What is expected: Gather all lines containing the string "difference" and copy them out.

>> begin Data to use

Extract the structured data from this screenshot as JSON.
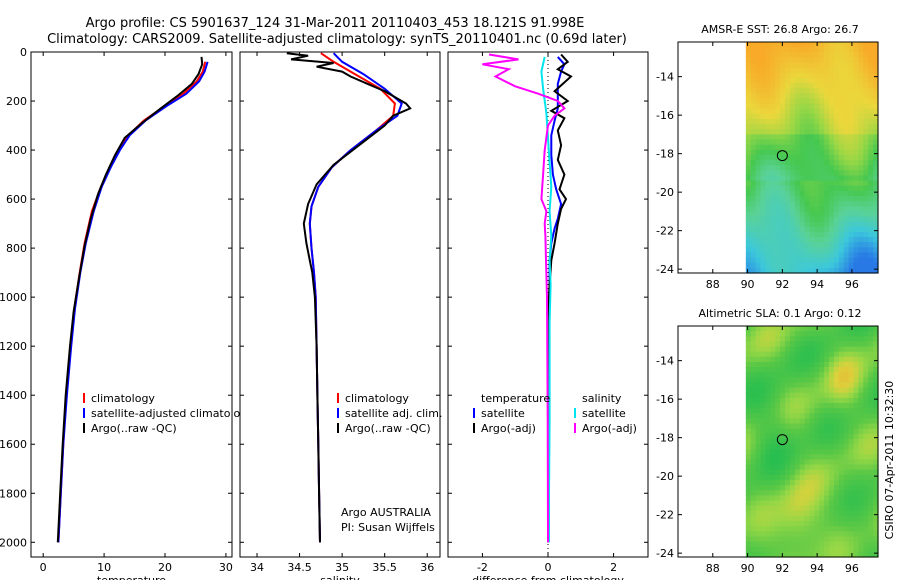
{
  "figure": {
    "title_line1": "Argo profile: CS 5901637_124 31-Mar-2011 20110403_453 18.121S 91.998E",
    "title_line2": "Climatology: CARS2009. Satellite-adjusted climatology: synTS_20110401.nc (0.69d later)",
    "credit": "CSIRO 07-Apr-2011 10:32:30"
  },
  "colors": {
    "climatology": "#ff0000",
    "satellite": "#0000ff",
    "argo": "#000000",
    "sat_diff_s": "#00e5ee",
    "argo_diff_s": "#ff00ff",
    "marker": "#000000"
  },
  "chart_data": [
    {
      "id": "temperature",
      "type": "line",
      "xlabel": "temperature",
      "ylabel": "",
      "xlim": [
        -2,
        31
      ],
      "ylim": [
        2060,
        0
      ],
      "x_ticks": [
        0,
        10,
        20,
        30
      ],
      "y_ticks": [
        0,
        200,
        400,
        600,
        800,
        1000,
        1200,
        1400,
        1600,
        1800,
        2000
      ],
      "legend": [
        "climatology",
        "satellite-adjusted climatology",
        "Argo(..raw -QC)"
      ],
      "series": [
        {
          "name": "climatology",
          "color": "#ff0000",
          "points": [
            [
              26.6,
              40
            ],
            [
              26.2,
              80
            ],
            [
              25.2,
              120
            ],
            [
              23.0,
              170
            ],
            [
              20.0,
              220
            ],
            [
              16.5,
              280
            ],
            [
              14.0,
              340
            ],
            [
              12.5,
              400
            ],
            [
              11.0,
              470
            ],
            [
              9.5,
              550
            ],
            [
              8.0,
              650
            ],
            [
              6.8,
              780
            ],
            [
              6.0,
              900
            ],
            [
              5.1,
              1050
            ],
            [
              4.5,
              1200
            ],
            [
              3.8,
              1400
            ],
            [
              3.3,
              1600
            ],
            [
              2.9,
              1800
            ],
            [
              2.5,
              2000
            ]
          ]
        },
        {
          "name": "satellite-adjusted climatology",
          "color": "#0000ff",
          "points": [
            [
              27.0,
              40
            ],
            [
              26.5,
              80
            ],
            [
              25.6,
              120
            ],
            [
              23.5,
              170
            ],
            [
              20.3,
              220
            ],
            [
              16.8,
              280
            ],
            [
              14.2,
              340
            ],
            [
              12.6,
              400
            ],
            [
              11.1,
              470
            ],
            [
              9.6,
              550
            ],
            [
              8.3,
              650
            ],
            [
              7.0,
              780
            ],
            [
              6.1,
              900
            ],
            [
              5.2,
              1050
            ],
            [
              4.6,
              1200
            ],
            [
              3.9,
              1400
            ],
            [
              3.3,
              1600
            ],
            [
              2.9,
              1800
            ],
            [
              2.5,
              2000
            ]
          ]
        },
        {
          "name": "Argo(..raw -QC)",
          "color": "#000000",
          "points": [
            [
              26.0,
              20
            ],
            [
              26.1,
              50
            ],
            [
              25.5,
              90
            ],
            [
              24.4,
              130
            ],
            [
              22.0,
              180
            ],
            [
              19.3,
              230
            ],
            [
              16.2,
              290
            ],
            [
              13.4,
              350
            ],
            [
              11.8,
              420
            ],
            [
              10.3,
              500
            ],
            [
              9.0,
              580
            ],
            [
              7.8,
              680
            ],
            [
              6.8,
              790
            ],
            [
              5.9,
              920
            ],
            [
              5.0,
              1060
            ],
            [
              4.4,
              1200
            ],
            [
              3.7,
              1400
            ],
            [
              3.2,
              1600
            ],
            [
              2.8,
              1800
            ],
            [
              2.4,
              2000
            ]
          ]
        }
      ]
    },
    {
      "id": "salinity",
      "type": "line",
      "xlabel": "salinity",
      "ylabel": "",
      "xlim": [
        33.8,
        36.15
      ],
      "ylim": [
        2060,
        0
      ],
      "x_ticks": [
        34,
        34.5,
        35,
        35.5,
        36
      ],
      "y_ticks": [
        0,
        200,
        400,
        600,
        800,
        1000,
        1200,
        1400,
        1600,
        1800,
        2000
      ],
      "legend": [
        "climatology",
        "satellite adj. clim.",
        "Argo(..raw -QC)"
      ],
      "annotation": [
        "Argo AUSTRALIA",
        "PI: Susan Wijffels"
      ],
      "series": [
        {
          "name": "climatology",
          "color": "#ff0000",
          "points": [
            [
              34.75,
              5
            ],
            [
              34.9,
              40
            ],
            [
              35.15,
              90
            ],
            [
              35.45,
              150
            ],
            [
              35.62,
              210
            ],
            [
              35.6,
              260
            ],
            [
              35.4,
              320
            ],
            [
              35.1,
              400
            ],
            [
              34.88,
              470
            ],
            [
              34.72,
              550
            ],
            [
              34.64,
              630
            ],
            [
              34.62,
              700
            ],
            [
              34.64,
              800
            ],
            [
              34.67,
              900
            ],
            [
              34.69,
              1000
            ],
            [
              34.7,
              1200
            ],
            [
              34.71,
              1400
            ],
            [
              34.72,
              1600
            ],
            [
              34.73,
              1800
            ],
            [
              34.74,
              2000
            ]
          ]
        },
        {
          "name": "satellite adj. clim.",
          "color": "#0000ff",
          "points": [
            [
              34.9,
              5
            ],
            [
              35.0,
              40
            ],
            [
              35.25,
              90
            ],
            [
              35.5,
              150
            ],
            [
              35.7,
              210
            ],
            [
              35.65,
              260
            ],
            [
              35.4,
              320
            ],
            [
              35.1,
              400
            ],
            [
              34.88,
              470
            ],
            [
              34.72,
              550
            ],
            [
              34.64,
              630
            ],
            [
              34.62,
              700
            ],
            [
              34.64,
              800
            ],
            [
              34.67,
              900
            ],
            [
              34.69,
              1000
            ],
            [
              34.7,
              1200
            ],
            [
              34.71,
              1400
            ],
            [
              34.72,
              1600
            ],
            [
              34.73,
              1800
            ],
            [
              34.74,
              2000
            ]
          ]
        },
        {
          "name": "Argo(..raw -QC)",
          "color": "#000000",
          "points": [
            [
              34.35,
              5
            ],
            [
              34.6,
              15
            ],
            [
              34.4,
              30
            ],
            [
              34.9,
              45
            ],
            [
              34.7,
              60
            ],
            [
              35.0,
              80
            ],
            [
              35.1,
              100
            ],
            [
              35.3,
              130
            ],
            [
              35.5,
              160
            ],
            [
              35.75,
              210
            ],
            [
              35.8,
              230
            ],
            [
              35.6,
              260
            ],
            [
              35.5,
              300
            ],
            [
              35.2,
              380
            ],
            [
              34.9,
              460
            ],
            [
              34.7,
              540
            ],
            [
              34.6,
              620
            ],
            [
              34.55,
              700
            ],
            [
              34.58,
              780
            ],
            [
              34.62,
              850
            ],
            [
              34.65,
              900
            ],
            [
              34.68,
              1000
            ],
            [
              34.7,
              1200
            ],
            [
              34.71,
              1400
            ],
            [
              34.72,
              1600
            ],
            [
              34.73,
              1800
            ],
            [
              34.74,
              2000
            ]
          ]
        }
      ]
    },
    {
      "id": "difference",
      "type": "line",
      "xlabel": "difference from climatology",
      "ylabel": "",
      "xlim": [
        -3.05,
        3.05
      ],
      "ylim": [
        2060,
        0
      ],
      "x_ticks": [
        -2,
        0,
        2
      ],
      "y_ticks": [
        0,
        200,
        400,
        600,
        800,
        1000,
        1200,
        1400,
        1600,
        1800,
        2000
      ],
      "legend_left_title": "temperature",
      "legend_left": [
        "satellite",
        "Argo(-adj)"
      ],
      "legend_right_title": "salinity",
      "legend_right": [
        "satellite",
        "Argo(-adj)"
      ],
      "series": [
        {
          "name": "temperature satellite",
          "color": "#0000ff",
          "points": [
            [
              0.3,
              20
            ],
            [
              0.5,
              50
            ],
            [
              0.4,
              80
            ],
            [
              0.3,
              130
            ],
            [
              0.3,
              180
            ],
            [
              0.3,
              230
            ],
            [
              0.2,
              280
            ],
            [
              0.1,
              340
            ],
            [
              0.1,
              420
            ],
            [
              0.15,
              500
            ],
            [
              0.25,
              560
            ],
            [
              0.4,
              620
            ],
            [
              0.3,
              680
            ],
            [
              0.2,
              720
            ],
            [
              0.1,
              780
            ],
            [
              0.05,
              850
            ],
            [
              0.05,
              950
            ],
            [
              0.0,
              1100
            ],
            [
              0.0,
              1500
            ],
            [
              0.0,
              2000
            ]
          ]
        },
        {
          "name": "temperature Argo(-adj)",
          "color": "#000000",
          "points": [
            [
              0.4,
              10
            ],
            [
              0.6,
              40
            ],
            [
              0.3,
              70
            ],
            [
              0.7,
              100
            ],
            [
              0.2,
              160
            ],
            [
              0.6,
              200
            ],
            [
              0.1,
              240
            ],
            [
              0.5,
              270
            ],
            [
              0.3,
              320
            ],
            [
              0.4,
              380
            ],
            [
              0.3,
              440
            ],
            [
              0.5,
              500
            ],
            [
              0.35,
              560
            ],
            [
              0.55,
              600
            ],
            [
              0.4,
              640
            ],
            [
              0.3,
              700
            ],
            [
              0.2,
              780
            ],
            [
              0.1,
              850
            ],
            [
              0.05,
              950
            ],
            [
              0.0,
              1100
            ],
            [
              0.0,
              1500
            ],
            [
              0.0,
              2000
            ]
          ]
        },
        {
          "name": "salinity satellite",
          "color": "#00e5ee",
          "points": [
            [
              -0.1,
              20
            ],
            [
              -0.2,
              80
            ],
            [
              -0.15,
              150
            ],
            [
              -0.05,
              250
            ],
            [
              0.0,
              350
            ],
            [
              0.05,
              450
            ],
            [
              0.1,
              550
            ],
            [
              0.05,
              650
            ],
            [
              0.1,
              750
            ],
            [
              0.05,
              850
            ],
            [
              0.08,
              950
            ],
            [
              0.05,
              1100
            ],
            [
              0.05,
              1500
            ],
            [
              0.03,
              1800
            ],
            [
              0.03,
              2000
            ]
          ]
        },
        {
          "name": "salinity Argo(-adj)",
          "color": "#ff00ff",
          "points": [
            [
              -1.8,
              10
            ],
            [
              -0.9,
              30
            ],
            [
              -2.0,
              50
            ],
            [
              -1.2,
              70
            ],
            [
              -1.6,
              100
            ],
            [
              -1.0,
              140
            ],
            [
              -0.3,
              170
            ],
            [
              0.3,
              200
            ],
            [
              0.5,
              230
            ],
            [
              0.2,
              260
            ],
            [
              0.0,
              300
            ],
            [
              -0.1,
              400
            ],
            [
              -0.15,
              500
            ],
            [
              -0.2,
              600
            ],
            [
              -0.05,
              650
            ],
            [
              -0.1,
              700
            ],
            [
              -0.08,
              750
            ],
            [
              -0.06,
              850
            ],
            [
              -0.03,
              1000
            ],
            [
              -0.02,
              1200
            ],
            [
              -0.01,
              1500
            ],
            [
              0.0,
              2000
            ]
          ]
        }
      ]
    },
    {
      "id": "sst_map",
      "type": "heatmap",
      "title": "AMSR-E SST: 26.8 Argo: 26.7",
      "xlim": [
        86,
        97.5
      ],
      "ylim": [
        -24.2,
        -12.2
      ],
      "x_ticks": [
        88,
        90,
        92,
        94,
        96
      ],
      "x_tick_labels": [
        "88",
        "90",
        "92",
        "94",
        "96"
      ],
      "y_ticks": [
        -14,
        -16,
        -18,
        -20,
        -22,
        -24
      ],
      "y_tick_labels": [
        "-14",
        "-16",
        "-18",
        "-20",
        "-22",
        "-24"
      ],
      "data_lon_min": 89.9,
      "argo_marker": [
        92,
        -18.1
      ]
    },
    {
      "id": "sla_map",
      "type": "heatmap",
      "title": "Altimetric SLA: 0.1 Argo: 0.12",
      "xlim": [
        86,
        97.5
      ],
      "ylim": [
        -24.2,
        -12.2
      ],
      "x_ticks": [
        88,
        90,
        92,
        94,
        96
      ],
      "x_tick_labels": [
        "88",
        "90",
        "92",
        "94",
        "96"
      ],
      "y_ticks": [
        -14,
        -16,
        -18,
        -20,
        -22,
        -24
      ],
      "y_tick_labels": [
        "-14",
        "-16",
        "-18",
        "-20",
        "-22",
        "-24"
      ],
      "data_lon_min": 89.9,
      "argo_marker": [
        92,
        -18.1
      ]
    }
  ]
}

>> end Data to use

The solution:
      "id": "difference",
      "xlabel": "difference from climatology",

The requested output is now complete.